Start RECORDS TO USE

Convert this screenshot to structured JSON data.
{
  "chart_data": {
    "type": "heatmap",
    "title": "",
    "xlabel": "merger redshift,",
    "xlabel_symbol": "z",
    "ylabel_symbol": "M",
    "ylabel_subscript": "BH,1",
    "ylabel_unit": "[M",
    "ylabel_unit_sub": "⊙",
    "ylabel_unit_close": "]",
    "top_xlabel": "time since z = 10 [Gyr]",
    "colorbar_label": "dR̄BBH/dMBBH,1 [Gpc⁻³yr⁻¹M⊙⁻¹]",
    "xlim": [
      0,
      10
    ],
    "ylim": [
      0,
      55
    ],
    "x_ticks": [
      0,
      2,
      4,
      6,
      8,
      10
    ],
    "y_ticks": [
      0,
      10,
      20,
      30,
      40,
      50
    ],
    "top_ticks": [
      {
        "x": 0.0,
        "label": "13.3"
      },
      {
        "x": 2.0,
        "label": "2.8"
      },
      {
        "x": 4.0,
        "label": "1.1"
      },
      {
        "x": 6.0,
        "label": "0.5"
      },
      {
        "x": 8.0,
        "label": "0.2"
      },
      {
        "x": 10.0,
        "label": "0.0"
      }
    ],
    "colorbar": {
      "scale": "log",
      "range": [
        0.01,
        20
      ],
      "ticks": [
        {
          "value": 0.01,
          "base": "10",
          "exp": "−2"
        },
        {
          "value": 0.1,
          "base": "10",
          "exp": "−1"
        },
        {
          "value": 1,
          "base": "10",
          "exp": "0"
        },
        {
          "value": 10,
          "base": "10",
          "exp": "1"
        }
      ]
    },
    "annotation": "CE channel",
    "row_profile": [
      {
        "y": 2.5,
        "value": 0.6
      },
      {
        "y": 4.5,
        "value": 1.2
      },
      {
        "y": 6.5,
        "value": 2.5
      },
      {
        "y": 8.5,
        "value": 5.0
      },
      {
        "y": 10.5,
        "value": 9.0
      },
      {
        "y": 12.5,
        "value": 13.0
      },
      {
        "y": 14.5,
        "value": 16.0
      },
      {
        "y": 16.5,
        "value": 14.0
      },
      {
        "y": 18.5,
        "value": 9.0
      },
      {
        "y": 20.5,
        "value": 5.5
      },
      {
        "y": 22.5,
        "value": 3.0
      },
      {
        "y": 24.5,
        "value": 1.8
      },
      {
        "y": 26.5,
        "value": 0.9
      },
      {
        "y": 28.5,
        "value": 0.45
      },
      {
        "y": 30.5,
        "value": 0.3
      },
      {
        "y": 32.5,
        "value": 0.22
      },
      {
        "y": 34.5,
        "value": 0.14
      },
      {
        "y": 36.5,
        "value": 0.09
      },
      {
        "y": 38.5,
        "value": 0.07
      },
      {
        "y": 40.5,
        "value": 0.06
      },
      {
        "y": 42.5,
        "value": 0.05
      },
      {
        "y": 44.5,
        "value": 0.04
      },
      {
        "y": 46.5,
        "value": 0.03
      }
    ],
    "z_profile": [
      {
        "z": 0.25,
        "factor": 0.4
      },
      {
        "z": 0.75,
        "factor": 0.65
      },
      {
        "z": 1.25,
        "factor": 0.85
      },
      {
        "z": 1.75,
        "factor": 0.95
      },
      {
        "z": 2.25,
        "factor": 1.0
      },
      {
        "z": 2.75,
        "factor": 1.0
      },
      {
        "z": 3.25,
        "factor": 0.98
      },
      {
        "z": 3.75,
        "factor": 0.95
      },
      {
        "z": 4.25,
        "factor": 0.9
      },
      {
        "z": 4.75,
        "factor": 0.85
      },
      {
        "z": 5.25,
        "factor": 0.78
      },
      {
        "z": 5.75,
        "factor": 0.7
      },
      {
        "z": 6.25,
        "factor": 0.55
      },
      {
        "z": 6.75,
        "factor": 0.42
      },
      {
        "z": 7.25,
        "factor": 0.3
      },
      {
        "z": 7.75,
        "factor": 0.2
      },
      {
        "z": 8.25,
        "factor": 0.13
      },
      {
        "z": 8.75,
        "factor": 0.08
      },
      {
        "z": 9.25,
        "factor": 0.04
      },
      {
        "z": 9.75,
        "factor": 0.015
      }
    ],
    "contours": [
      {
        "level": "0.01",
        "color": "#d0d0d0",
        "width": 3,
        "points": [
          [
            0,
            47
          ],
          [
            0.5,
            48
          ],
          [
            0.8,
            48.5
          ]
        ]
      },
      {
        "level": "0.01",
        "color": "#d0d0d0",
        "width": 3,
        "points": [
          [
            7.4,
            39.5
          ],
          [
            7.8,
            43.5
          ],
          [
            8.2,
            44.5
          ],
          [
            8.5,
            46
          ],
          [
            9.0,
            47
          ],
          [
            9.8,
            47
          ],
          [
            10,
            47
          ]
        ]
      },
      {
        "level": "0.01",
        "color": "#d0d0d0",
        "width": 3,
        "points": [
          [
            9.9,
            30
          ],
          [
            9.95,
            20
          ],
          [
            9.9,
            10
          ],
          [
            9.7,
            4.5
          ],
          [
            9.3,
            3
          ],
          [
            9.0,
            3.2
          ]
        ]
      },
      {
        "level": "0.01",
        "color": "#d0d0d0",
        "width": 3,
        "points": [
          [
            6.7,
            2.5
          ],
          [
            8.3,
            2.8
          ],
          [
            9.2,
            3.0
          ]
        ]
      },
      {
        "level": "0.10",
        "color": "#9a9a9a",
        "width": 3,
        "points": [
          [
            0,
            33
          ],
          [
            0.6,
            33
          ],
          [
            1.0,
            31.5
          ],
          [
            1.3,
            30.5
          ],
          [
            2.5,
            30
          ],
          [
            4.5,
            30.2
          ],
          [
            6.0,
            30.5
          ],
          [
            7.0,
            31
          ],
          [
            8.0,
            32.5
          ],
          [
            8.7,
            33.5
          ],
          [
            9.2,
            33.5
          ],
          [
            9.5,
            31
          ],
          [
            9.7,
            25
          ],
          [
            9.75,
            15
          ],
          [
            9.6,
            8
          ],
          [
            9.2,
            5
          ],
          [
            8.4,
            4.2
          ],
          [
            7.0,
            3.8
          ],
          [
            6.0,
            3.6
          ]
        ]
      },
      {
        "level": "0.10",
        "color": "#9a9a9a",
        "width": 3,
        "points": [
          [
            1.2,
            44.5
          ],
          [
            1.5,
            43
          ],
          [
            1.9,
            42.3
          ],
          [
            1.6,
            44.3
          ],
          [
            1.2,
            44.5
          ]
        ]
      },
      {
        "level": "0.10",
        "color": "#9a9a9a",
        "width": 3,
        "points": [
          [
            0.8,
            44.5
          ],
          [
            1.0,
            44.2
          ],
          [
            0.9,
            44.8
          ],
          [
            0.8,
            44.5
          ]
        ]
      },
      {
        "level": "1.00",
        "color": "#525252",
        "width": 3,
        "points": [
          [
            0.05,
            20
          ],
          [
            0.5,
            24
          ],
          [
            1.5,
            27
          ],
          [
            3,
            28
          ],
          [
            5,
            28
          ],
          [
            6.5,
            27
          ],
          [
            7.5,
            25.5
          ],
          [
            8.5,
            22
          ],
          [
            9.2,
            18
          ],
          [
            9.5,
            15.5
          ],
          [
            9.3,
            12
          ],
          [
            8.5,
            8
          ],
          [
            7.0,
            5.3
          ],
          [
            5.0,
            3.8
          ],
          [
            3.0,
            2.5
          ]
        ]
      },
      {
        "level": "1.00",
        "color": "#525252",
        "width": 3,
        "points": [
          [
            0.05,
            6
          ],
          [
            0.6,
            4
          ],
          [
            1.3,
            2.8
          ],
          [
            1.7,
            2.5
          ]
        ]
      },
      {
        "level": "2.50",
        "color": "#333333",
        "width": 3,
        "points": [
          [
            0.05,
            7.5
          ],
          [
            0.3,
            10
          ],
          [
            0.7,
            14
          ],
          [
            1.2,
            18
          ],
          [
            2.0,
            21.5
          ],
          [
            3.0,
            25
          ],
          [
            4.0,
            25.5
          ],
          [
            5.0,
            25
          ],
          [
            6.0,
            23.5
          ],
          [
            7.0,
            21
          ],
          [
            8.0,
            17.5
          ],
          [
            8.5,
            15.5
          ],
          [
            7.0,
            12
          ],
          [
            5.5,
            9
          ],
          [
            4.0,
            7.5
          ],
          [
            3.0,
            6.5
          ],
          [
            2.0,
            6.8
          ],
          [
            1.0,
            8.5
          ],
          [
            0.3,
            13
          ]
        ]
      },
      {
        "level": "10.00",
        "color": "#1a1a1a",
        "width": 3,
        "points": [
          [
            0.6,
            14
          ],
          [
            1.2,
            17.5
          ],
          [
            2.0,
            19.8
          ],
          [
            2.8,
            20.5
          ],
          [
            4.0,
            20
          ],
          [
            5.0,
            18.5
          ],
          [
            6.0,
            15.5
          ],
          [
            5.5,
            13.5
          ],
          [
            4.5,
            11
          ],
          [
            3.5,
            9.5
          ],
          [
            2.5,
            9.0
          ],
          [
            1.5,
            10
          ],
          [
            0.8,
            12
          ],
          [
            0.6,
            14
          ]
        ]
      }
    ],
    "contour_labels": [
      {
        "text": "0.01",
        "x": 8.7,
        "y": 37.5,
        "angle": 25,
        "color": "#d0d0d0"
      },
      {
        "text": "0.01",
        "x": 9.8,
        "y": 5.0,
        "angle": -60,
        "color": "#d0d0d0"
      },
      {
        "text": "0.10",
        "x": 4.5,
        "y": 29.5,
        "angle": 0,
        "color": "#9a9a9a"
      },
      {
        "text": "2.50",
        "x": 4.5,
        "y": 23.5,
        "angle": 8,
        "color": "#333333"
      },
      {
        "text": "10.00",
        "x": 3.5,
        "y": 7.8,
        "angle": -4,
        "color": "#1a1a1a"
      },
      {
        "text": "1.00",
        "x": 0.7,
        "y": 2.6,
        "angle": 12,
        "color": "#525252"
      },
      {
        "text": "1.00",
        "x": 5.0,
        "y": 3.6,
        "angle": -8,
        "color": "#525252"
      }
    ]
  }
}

End RECORDS TO USE

● **OBJECTIVE**
Show, from the material above, each line that includes the string "text".

● **SOLUTION FOR THIS EXERCISE**
        "text": "0.01",
        "text": "0.01",
        "text": "0.10",
        "text": "2.50",
        "text": "10.00",
        "text": "1.00",
        "text": "1.00",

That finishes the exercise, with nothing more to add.